[start]

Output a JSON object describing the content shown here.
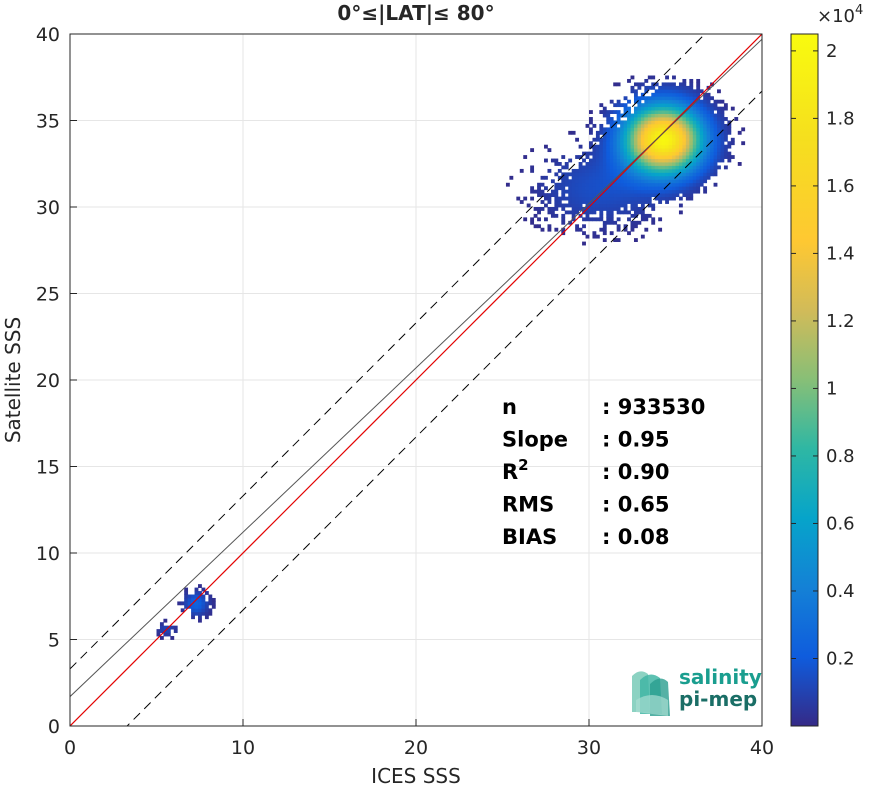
{
  "chart_data": {
    "type": "heatmap",
    "title": "0°≤|LAT|≤ 80°",
    "xlabel": "ICES SSS",
    "ylabel": "Satellite SSS",
    "xlim": [
      0,
      40
    ],
    "ylim": [
      0,
      40
    ],
    "xticks": [
      "0",
      "10",
      "20",
      "30",
      "40"
    ],
    "yticks": [
      "0",
      "5",
      "10",
      "15",
      "20",
      "25",
      "30",
      "35",
      "40"
    ],
    "grid": true,
    "colorbar": {
      "range": [
        0,
        2.05
      ],
      "multiplier": "×10",
      "exponent": "4",
      "ticks": [
        "0.2",
        "0.4",
        "0.6",
        "0.8",
        "1",
        "1.2",
        "1.4",
        "1.6",
        "1.8",
        "2"
      ],
      "colormap": "parula"
    },
    "lines": [
      {
        "kind": "one-to-one",
        "color": "#000000",
        "style": "solid",
        "slope": 1,
        "intercept": 0
      },
      {
        "kind": "upper-bound",
        "color": "#000000",
        "style": "dashed",
        "slope": 1,
        "intercept": 3.3
      },
      {
        "kind": "lower-bound",
        "color": "#000000",
        "style": "dashed",
        "slope": 1,
        "intercept": -3.3
      },
      {
        "kind": "regression-red",
        "color": "#ff0000",
        "style": "solid",
        "slope": 1.0,
        "intercept": 0
      },
      {
        "kind": "regression-gray",
        "color": "#555555",
        "style": "solid",
        "slope": 0.95,
        "intercept": 1.7
      }
    ],
    "density_clusters": [
      {
        "cx": 34.2,
        "cy": 33.8,
        "sx": 1.6,
        "sy": 1.4,
        "peak": 2.0
      },
      {
        "cx": 30.5,
        "cy": 31.0,
        "sx": 2.6,
        "sy": 1.6,
        "peak": 0.15
      },
      {
        "cx": 7.2,
        "cy": 7.0,
        "sx": 0.5,
        "sy": 0.5,
        "peak": 0.25
      },
      {
        "cx": 5.5,
        "cy": 5.5,
        "sx": 0.4,
        "sy": 0.3,
        "peak": 0.12
      }
    ],
    "stats": [
      {
        "label": "n",
        "sup": "",
        "value": ": 933530"
      },
      {
        "label": "Slope",
        "sup": "",
        "value": ": 0.95"
      },
      {
        "label": "R",
        "sup": "2",
        "value": ": 0.90"
      },
      {
        "label": "RMS",
        "sup": "",
        "value": ": 0.65"
      },
      {
        "label": "BIAS",
        "sup": "",
        "value": ": 0.08"
      }
    ]
  },
  "logo": {
    "line1": "salinity",
    "line2": "pi-mep",
    "color": "#1a9e8f"
  }
}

[end]

In your copy, repeat each record exactly and include no pictures.

Output a JSON object describing the content shown here.
{
  "chart_data": {
    "type": "heatmap",
    "title": "0°≤|LAT|≤ 80°",
    "xlabel": "ICES SSS",
    "ylabel": "Satellite SSS",
    "xlim": [
      0,
      40
    ],
    "ylim": [
      0,
      40
    ],
    "xticks": [
      "0",
      "10",
      "20",
      "30",
      "40"
    ],
    "yticks": [
      "0",
      "5",
      "10",
      "15",
      "20",
      "25",
      "30",
      "35",
      "40"
    ],
    "grid": true,
    "colorbar": {
      "range": [
        0,
        2.05
      ],
      "multiplier": "×10",
      "exponent": "4",
      "ticks": [
        "0.2",
        "0.4",
        "0.6",
        "0.8",
        "1",
        "1.2",
        "1.4",
        "1.6",
        "1.8",
        "2"
      ],
      "colormap": "parula"
    },
    "lines": [
      {
        "kind": "one-to-one",
        "color": "#000000",
        "style": "solid",
        "slope": 1,
        "intercept": 0
      },
      {
        "kind": "upper-bound",
        "color": "#000000",
        "style": "dashed",
        "slope": 1,
        "intercept": 3.3
      },
      {
        "kind": "lower-bound",
        "color": "#000000",
        "style": "dashed",
        "slope": 1,
        "intercept": -3.3
      },
      {
        "kind": "regression-red",
        "color": "#ff0000",
        "style": "solid",
        "slope": 1.0,
        "intercept": 0
      },
      {
        "kind": "regression-gray",
        "color": "#555555",
        "style": "solid",
        "slope": 0.95,
        "intercept": 1.7
      }
    ],
    "density_clusters": [
      {
        "cx": 34.2,
        "cy": 33.8,
        "sx": 1.6,
        "sy": 1.4,
        "peak": 2.0
      },
      {
        "cx": 30.5,
        "cy": 31.0,
        "sx": 2.6,
        "sy": 1.6,
        "peak": 0.15
      },
      {
        "cx": 7.2,
        "cy": 7.0,
        "sx": 0.5,
        "sy": 0.5,
        "peak": 0.25
      },
      {
        "cx": 5.5,
        "cy": 5.5,
        "sx": 0.4,
        "sy": 0.3,
        "peak": 0.12
      }
    ],
    "stats": [
      {
        "label": "n",
        "sup": "",
        "value": ": 933530"
      },
      {
        "label": "Slope",
        "sup": "",
        "value": ": 0.95"
      },
      {
        "label": "R",
        "sup": "2",
        "value": ": 0.90"
      },
      {
        "label": "RMS",
        "sup": "",
        "value": ": 0.65"
      },
      {
        "label": "BIAS",
        "sup": "",
        "value": ": 0.08"
      }
    ]
  },
  "logo": {
    "line1": "salinity",
    "line2": "pi-mep",
    "color": "#1a9e8f"
  }
}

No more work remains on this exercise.